_What this task involves:_
Extract every entry word for word. Skip the pictures.

_Stored records:_
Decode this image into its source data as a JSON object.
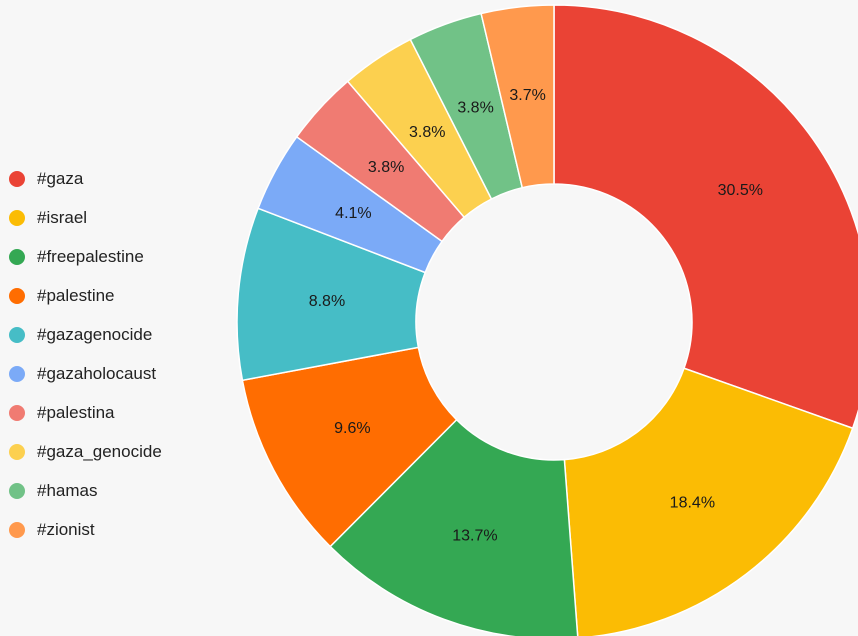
{
  "chart_data": {
    "type": "pie",
    "donut": true,
    "legend_position": "left",
    "categories": [
      "#gaza",
      "#israel",
      "#freepalestine",
      "#palestine",
      "#gazagenocide",
      "#gazaholocaust",
      "#palestina",
      "#gaza_genocide",
      "#hamas",
      "#zionist"
    ],
    "values": [
      30.5,
      18.4,
      13.7,
      9.6,
      8.8,
      4.1,
      3.8,
      3.8,
      3.8,
      3.7
    ],
    "data_labels": [
      "30.5%",
      "18.4%",
      "13.7%",
      "9.6%",
      "8.8%",
      "4.1%",
      "3.8%",
      "3.8%",
      "3.8%",
      "3.7%"
    ],
    "colors": [
      "#ea4335",
      "#fbbc04",
      "#34a853",
      "#ff6d01",
      "#46bdc6",
      "#7baaf7",
      "#f07b72",
      "#fcd04f",
      "#71c287",
      "#ff994d"
    ]
  }
}
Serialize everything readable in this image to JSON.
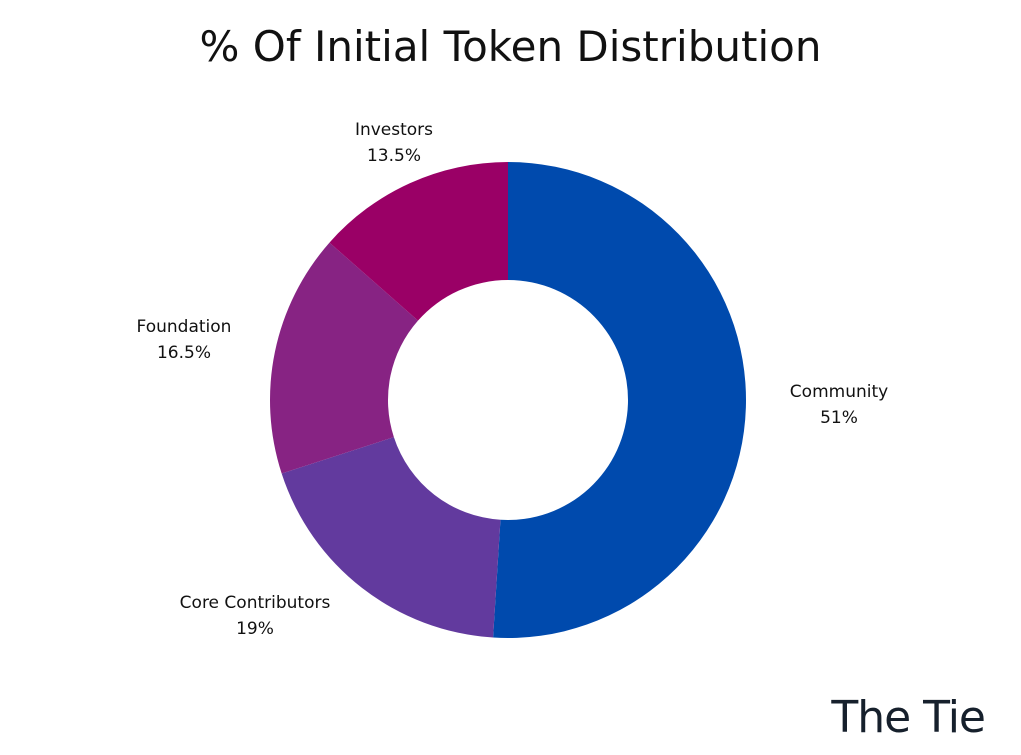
{
  "chart_data": {
    "type": "pie",
    "style": "donut",
    "title": "% Of Initial Token Distribution",
    "slices": [
      {
        "label": "Community",
        "value": 51,
        "display": "51%",
        "color": "#004aad"
      },
      {
        "label": "Core Contributors",
        "value": 19,
        "display": "19%",
        "color": "#623a9e"
      },
      {
        "label": "Foundation",
        "value": 16.5,
        "display": "16.5%",
        "color": "#872383"
      },
      {
        "label": "Investors",
        "value": 13.5,
        "display": "13.5%",
        "color": "#9a0066"
      }
    ]
  },
  "branding": {
    "logo_text": "The Tie"
  }
}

_Exercise answer:_
Decode this image into its source data as a JSON object.
{
  "chart_data": {
    "type": "pie",
    "donut": true,
    "legend_position": "left",
    "categories": [
      "#gaza",
      "#israel",
      "#freepalestine",
      "#palestine",
      "#gazagenocide",
      "#gazaholocaust",
      "#palestina",
      "#gaza_genocide",
      "#hamas",
      "#zionist"
    ],
    "values": [
      30.5,
      18.4,
      13.7,
      9.6,
      8.8,
      4.1,
      3.8,
      3.8,
      3.8,
      3.7
    ],
    "data_labels": [
      "30.5%",
      "18.4%",
      "13.7%",
      "9.6%",
      "8.8%",
      "4.1%",
      "3.8%",
      "3.8%",
      "3.8%",
      "3.7%"
    ],
    "colors": [
      "#ea4335",
      "#fbbc04",
      "#34a853",
      "#ff6d01",
      "#46bdc6",
      "#7baaf7",
      "#f07b72",
      "#fcd04f",
      "#71c287",
      "#ff994d"
    ]
  }
}
Serialize everything readable in this image to JSON.
{
  "chart_data": {
    "type": "pie",
    "style": "donut",
    "title": "% Of Initial Token Distribution",
    "slices": [
      {
        "label": "Community",
        "value": 51,
        "display": "51%",
        "color": "#004aad"
      },
      {
        "label": "Core Contributors",
        "value": 19,
        "display": "19%",
        "color": "#623a9e"
      },
      {
        "label": "Foundation",
        "value": 16.5,
        "display": "16.5%",
        "color": "#872383"
      },
      {
        "label": "Investors",
        "value": 13.5,
        "display": "13.5%",
        "color": "#9a0066"
      }
    ]
  },
  "branding": {
    "logo_text": "The Tie"
  }
}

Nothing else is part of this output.